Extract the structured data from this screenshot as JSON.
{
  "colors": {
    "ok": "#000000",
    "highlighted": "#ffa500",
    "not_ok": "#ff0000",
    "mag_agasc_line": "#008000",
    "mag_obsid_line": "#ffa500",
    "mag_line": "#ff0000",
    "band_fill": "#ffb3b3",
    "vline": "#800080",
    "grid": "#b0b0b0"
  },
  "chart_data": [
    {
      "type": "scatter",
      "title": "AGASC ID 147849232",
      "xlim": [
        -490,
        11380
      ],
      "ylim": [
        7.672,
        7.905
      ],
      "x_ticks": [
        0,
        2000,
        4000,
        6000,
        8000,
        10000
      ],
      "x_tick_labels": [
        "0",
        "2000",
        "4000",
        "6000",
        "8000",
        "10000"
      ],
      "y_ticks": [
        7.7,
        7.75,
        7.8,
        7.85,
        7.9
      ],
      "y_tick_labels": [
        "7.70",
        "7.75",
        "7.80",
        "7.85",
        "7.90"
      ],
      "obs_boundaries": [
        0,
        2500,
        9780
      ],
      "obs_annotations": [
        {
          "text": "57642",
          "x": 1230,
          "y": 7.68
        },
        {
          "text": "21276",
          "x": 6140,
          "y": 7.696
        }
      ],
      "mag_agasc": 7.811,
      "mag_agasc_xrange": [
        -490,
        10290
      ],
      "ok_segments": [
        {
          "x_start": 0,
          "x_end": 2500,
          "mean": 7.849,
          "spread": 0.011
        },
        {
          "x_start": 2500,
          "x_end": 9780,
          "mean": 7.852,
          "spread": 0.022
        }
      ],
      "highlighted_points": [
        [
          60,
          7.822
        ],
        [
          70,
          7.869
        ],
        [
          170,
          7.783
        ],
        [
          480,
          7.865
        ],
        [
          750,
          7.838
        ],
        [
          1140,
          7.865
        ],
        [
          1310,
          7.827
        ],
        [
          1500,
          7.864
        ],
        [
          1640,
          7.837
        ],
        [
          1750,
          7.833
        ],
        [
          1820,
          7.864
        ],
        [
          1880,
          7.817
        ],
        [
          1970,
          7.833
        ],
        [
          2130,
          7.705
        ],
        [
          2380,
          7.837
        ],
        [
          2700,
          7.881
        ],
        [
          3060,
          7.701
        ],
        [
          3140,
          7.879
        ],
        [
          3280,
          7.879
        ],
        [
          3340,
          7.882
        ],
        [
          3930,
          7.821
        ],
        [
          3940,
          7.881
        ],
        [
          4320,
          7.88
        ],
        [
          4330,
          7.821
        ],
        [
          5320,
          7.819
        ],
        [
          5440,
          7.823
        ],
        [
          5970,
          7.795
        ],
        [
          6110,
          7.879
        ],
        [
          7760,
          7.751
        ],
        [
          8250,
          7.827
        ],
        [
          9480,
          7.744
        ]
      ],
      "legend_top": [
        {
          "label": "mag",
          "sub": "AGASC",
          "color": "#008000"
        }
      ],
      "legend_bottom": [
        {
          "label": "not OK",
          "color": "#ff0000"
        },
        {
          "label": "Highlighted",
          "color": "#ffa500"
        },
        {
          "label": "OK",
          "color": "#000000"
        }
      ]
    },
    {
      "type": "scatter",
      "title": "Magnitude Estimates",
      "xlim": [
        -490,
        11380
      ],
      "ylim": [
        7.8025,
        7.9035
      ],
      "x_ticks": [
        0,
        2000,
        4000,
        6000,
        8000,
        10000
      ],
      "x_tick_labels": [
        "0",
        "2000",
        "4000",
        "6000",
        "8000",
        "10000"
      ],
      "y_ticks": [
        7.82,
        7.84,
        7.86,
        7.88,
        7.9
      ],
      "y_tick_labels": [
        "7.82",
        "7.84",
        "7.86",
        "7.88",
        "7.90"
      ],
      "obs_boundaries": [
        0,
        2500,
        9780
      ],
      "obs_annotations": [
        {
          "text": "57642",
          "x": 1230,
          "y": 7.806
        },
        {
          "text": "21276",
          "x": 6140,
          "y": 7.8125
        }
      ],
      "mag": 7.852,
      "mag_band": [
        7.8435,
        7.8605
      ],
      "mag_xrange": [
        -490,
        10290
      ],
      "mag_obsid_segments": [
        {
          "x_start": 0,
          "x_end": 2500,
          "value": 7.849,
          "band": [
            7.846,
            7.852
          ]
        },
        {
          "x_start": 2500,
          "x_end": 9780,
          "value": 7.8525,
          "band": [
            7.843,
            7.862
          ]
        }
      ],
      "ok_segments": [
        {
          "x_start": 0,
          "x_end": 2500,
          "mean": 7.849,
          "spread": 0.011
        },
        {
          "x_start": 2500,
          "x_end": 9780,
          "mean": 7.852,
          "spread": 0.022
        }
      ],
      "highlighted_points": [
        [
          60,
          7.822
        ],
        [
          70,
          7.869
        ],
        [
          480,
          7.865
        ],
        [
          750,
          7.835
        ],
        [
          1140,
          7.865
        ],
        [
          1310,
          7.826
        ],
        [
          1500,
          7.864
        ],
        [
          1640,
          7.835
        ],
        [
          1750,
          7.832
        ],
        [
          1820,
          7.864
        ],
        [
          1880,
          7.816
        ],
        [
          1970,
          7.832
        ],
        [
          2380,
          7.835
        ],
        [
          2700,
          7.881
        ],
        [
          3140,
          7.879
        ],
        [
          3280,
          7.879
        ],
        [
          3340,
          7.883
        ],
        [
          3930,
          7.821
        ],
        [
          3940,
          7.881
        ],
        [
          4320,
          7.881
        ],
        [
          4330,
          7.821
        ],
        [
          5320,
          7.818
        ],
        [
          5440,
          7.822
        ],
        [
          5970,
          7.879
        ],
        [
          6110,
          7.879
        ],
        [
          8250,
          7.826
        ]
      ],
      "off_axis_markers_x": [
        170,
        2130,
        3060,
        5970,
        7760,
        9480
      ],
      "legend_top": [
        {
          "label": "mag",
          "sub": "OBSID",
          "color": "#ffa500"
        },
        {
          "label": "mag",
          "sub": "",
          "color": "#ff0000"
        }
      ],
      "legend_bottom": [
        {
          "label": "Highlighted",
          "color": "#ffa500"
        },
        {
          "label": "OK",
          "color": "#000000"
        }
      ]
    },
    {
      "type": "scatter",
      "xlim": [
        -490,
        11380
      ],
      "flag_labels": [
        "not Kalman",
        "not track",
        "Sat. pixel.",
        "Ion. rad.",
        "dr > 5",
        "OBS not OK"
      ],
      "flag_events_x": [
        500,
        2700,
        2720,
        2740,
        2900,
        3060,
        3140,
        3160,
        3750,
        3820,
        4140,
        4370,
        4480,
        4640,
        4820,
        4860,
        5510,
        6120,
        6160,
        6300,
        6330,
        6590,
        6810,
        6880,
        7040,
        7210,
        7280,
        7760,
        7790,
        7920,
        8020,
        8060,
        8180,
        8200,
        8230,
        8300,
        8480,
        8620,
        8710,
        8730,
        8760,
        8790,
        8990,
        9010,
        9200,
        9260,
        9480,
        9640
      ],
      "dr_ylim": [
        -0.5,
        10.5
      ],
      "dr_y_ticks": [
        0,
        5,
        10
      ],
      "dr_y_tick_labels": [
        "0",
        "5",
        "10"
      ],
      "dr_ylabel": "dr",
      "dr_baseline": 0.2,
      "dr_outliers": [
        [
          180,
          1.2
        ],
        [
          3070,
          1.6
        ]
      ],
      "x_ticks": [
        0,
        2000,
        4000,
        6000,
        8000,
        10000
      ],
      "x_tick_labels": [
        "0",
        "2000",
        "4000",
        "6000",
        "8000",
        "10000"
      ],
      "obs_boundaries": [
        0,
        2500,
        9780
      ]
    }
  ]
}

------------------------------------------------------------

**Requirement:**
Restate the data above exactly, keeping each word as it stands.

**Written answer:**
Extract the structured data from this screenshot as JSON.
{
  "colors": {
    "ok": "#000000",
    "highlighted": "#ffa500",
    "not_ok": "#ff0000",
    "mag_agasc_line": "#008000",
    "mag_obsid_line": "#ffa500",
    "mag_line": "#ff0000",
    "band_fill": "#ffb3b3",
    "vline": "#800080",
    "grid": "#b0b0b0"
  },
  "chart_data": [
    {
      "type": "scatter",
      "title": "AGASC ID 147849232",
      "xlim": [
        -490,
        11380
      ],
      "ylim": [
        7.672,
        7.905
      ],
      "x_ticks": [
        0,
        2000,
        4000,
        6000,
        8000,
        10000
      ],
      "x_tick_labels": [
        "0",
        "2000",
        "4000",
        "6000",
        "8000",
        "10000"
      ],
      "y_ticks": [
        7.7,
        7.75,
        7.8,
        7.85,
        7.9
      ],
      "y_tick_labels": [
        "7.70",
        "7.75",
        "7.80",
        "7.85",
        "7.90"
      ],
      "obs_boundaries": [
        0,
        2500,
        9780
      ],
      "obs_annotations": [
        {
          "text": "57642",
          "x": 1230,
          "y": 7.68
        },
        {
          "text": "21276",
          "x": 6140,
          "y": 7.696
        }
      ],
      "mag_agasc": 7.811,
      "mag_agasc_xrange": [
        -490,
        10290
      ],
      "ok_segments": [
        {
          "x_start": 0,
          "x_end": 2500,
          "mean": 7.849,
          "spread": 0.011
        },
        {
          "x_start": 2500,
          "x_end": 9780,
          "mean": 7.852,
          "spread": 0.022
        }
      ],
      "highlighted_points": [
        [
          60,
          7.822
        ],
        [
          70,
          7.869
        ],
        [
          170,
          7.783
        ],
        [
          480,
          7.865
        ],
        [
          750,
          7.838
        ],
        [
          1140,
          7.865
        ],
        [
          1310,
          7.827
        ],
        [
          1500,
          7.864
        ],
        [
          1640,
          7.837
        ],
        [
          1750,
          7.833
        ],
        [
          1820,
          7.864
        ],
        [
          1880,
          7.817
        ],
        [
          1970,
          7.833
        ],
        [
          2130,
          7.705
        ],
        [
          2380,
          7.837
        ],
        [
          2700,
          7.881
        ],
        [
          3060,
          7.701
        ],
        [
          3140,
          7.879
        ],
        [
          3280,
          7.879
        ],
        [
          3340,
          7.882
        ],
        [
          3930,
          7.821
        ],
        [
          3940,
          7.881
        ],
        [
          4320,
          7.88
        ],
        [
          4330,
          7.821
        ],
        [
          5320,
          7.819
        ],
        [
          5440,
          7.823
        ],
        [
          5970,
          7.795
        ],
        [
          6110,
          7.879
        ],
        [
          7760,
          7.751
        ],
        [
          8250,
          7.827
        ],
        [
          9480,
          7.744
        ]
      ],
      "legend_top": [
        {
          "label": "mag",
          "sub": "AGASC",
          "color": "#008000"
        }
      ],
      "legend_bottom": [
        {
          "label": "not OK",
          "color": "#ff0000"
        },
        {
          "label": "Highlighted",
          "color": "#ffa500"
        },
        {
          "label": "OK",
          "color": "#000000"
        }
      ]
    },
    {
      "type": "scatter",
      "title": "Magnitude Estimates",
      "xlim": [
        -490,
        11380
      ],
      "ylim": [
        7.8025,
        7.9035
      ],
      "x_ticks": [
        0,
        2000,
        4000,
        6000,
        8000,
        10000
      ],
      "x_tick_labels": [
        "0",
        "2000",
        "4000",
        "6000",
        "8000",
        "10000"
      ],
      "y_ticks": [
        7.82,
        7.84,
        7.86,
        7.88,
        7.9
      ],
      "y_tick_labels": [
        "7.82",
        "7.84",
        "7.86",
        "7.88",
        "7.90"
      ],
      "obs_boundaries": [
        0,
        2500,
        9780
      ],
      "obs_annotations": [
        {
          "text": "57642",
          "x": 1230,
          "y": 7.806
        },
        {
          "text": "21276",
          "x": 6140,
          "y": 7.8125
        }
      ],
      "mag": 7.852,
      "mag_band": [
        7.8435,
        7.8605
      ],
      "mag_xrange": [
        -490,
        10290
      ],
      "mag_obsid_segments": [
        {
          "x_start": 0,
          "x_end": 2500,
          "value": 7.849,
          "band": [
            7.846,
            7.852
          ]
        },
        {
          "x_start": 2500,
          "x_end": 9780,
          "value": 7.8525,
          "band": [
            7.843,
            7.862
          ]
        }
      ],
      "ok_segments": [
        {
          "x_start": 0,
          "x_end": 2500,
          "mean": 7.849,
          "spread": 0.011
        },
        {
          "x_start": 2500,
          "x_end": 9780,
          "mean": 7.852,
          "spread": 0.022
        }
      ],
      "highlighted_points": [
        [
          60,
          7.822
        ],
        [
          70,
          7.869
        ],
        [
          480,
          7.865
        ],
        [
          750,
          7.835
        ],
        [
          1140,
          7.865
        ],
        [
          1310,
          7.826
        ],
        [
          1500,
          7.864
        ],
        [
          1640,
          7.835
        ],
        [
          1750,
          7.832
        ],
        [
          1820,
          7.864
        ],
        [
          1880,
          7.816
        ],
        [
          1970,
          7.832
        ],
        [
          2380,
          7.835
        ],
        [
          2700,
          7.881
        ],
        [
          3140,
          7.879
        ],
        [
          3280,
          7.879
        ],
        [
          3340,
          7.883
        ],
        [
          3930,
          7.821
        ],
        [
          3940,
          7.881
        ],
        [
          4320,
          7.881
        ],
        [
          4330,
          7.821
        ],
        [
          5320,
          7.818
        ],
        [
          5440,
          7.822
        ],
        [
          5970,
          7.879
        ],
        [
          6110,
          7.879
        ],
        [
          8250,
          7.826
        ]
      ],
      "off_axis_markers_x": [
        170,
        2130,
        3060,
        5970,
        7760,
        9480
      ],
      "legend_top": [
        {
          "label": "mag",
          "sub": "OBSID",
          "color": "#ffa500"
        },
        {
          "label": "mag",
          "sub": "",
          "color": "#ff0000"
        }
      ],
      "legend_bottom": [
        {
          "label": "Highlighted",
          "color": "#ffa500"
        },
        {
          "label": "OK",
          "color": "#000000"
        }
      ]
    },
    {
      "type": "scatter",
      "xlim": [
        -490,
        11380
      ],
      "flag_labels": [
        "not Kalman",
        "not track",
        "Sat. pixel.",
        "Ion. rad.",
        "dr > 5",
        "OBS not OK"
      ],
      "flag_events_x": [
        500,
        2700,
        2720,
        2740,
        2900,
        3060,
        3140,
        3160,
        3750,
        3820,
        4140,
        4370,
        4480,
        4640,
        4820,
        4860,
        5510,
        6120,
        6160,
        6300,
        6330,
        6590,
        6810,
        6880,
        7040,
        7210,
        7280,
        7760,
        7790,
        7920,
        8020,
        8060,
        8180,
        8200,
        8230,
        8300,
        8480,
        8620,
        8710,
        8730,
        8760,
        8790,
        8990,
        9010,
        9200,
        9260,
        9480,
        9640
      ],
      "dr_ylim": [
        -0.5,
        10.5
      ],
      "dr_y_ticks": [
        0,
        5,
        10
      ],
      "dr_y_tick_labels": [
        "0",
        "5",
        "10"
      ],
      "dr_ylabel": "dr",
      "dr_baseline": 0.2,
      "dr_outliers": [
        [
          180,
          1.2
        ],
        [
          3070,
          1.6
        ]
      ],
      "x_ticks": [
        0,
        2000,
        4000,
        6000,
        8000,
        10000
      ],
      "x_tick_labels": [
        "0",
        "2000",
        "4000",
        "6000",
        "8000",
        "10000"
      ],
      "obs_boundaries": [
        0,
        2500,
        9780
      ]
    }
  ]
}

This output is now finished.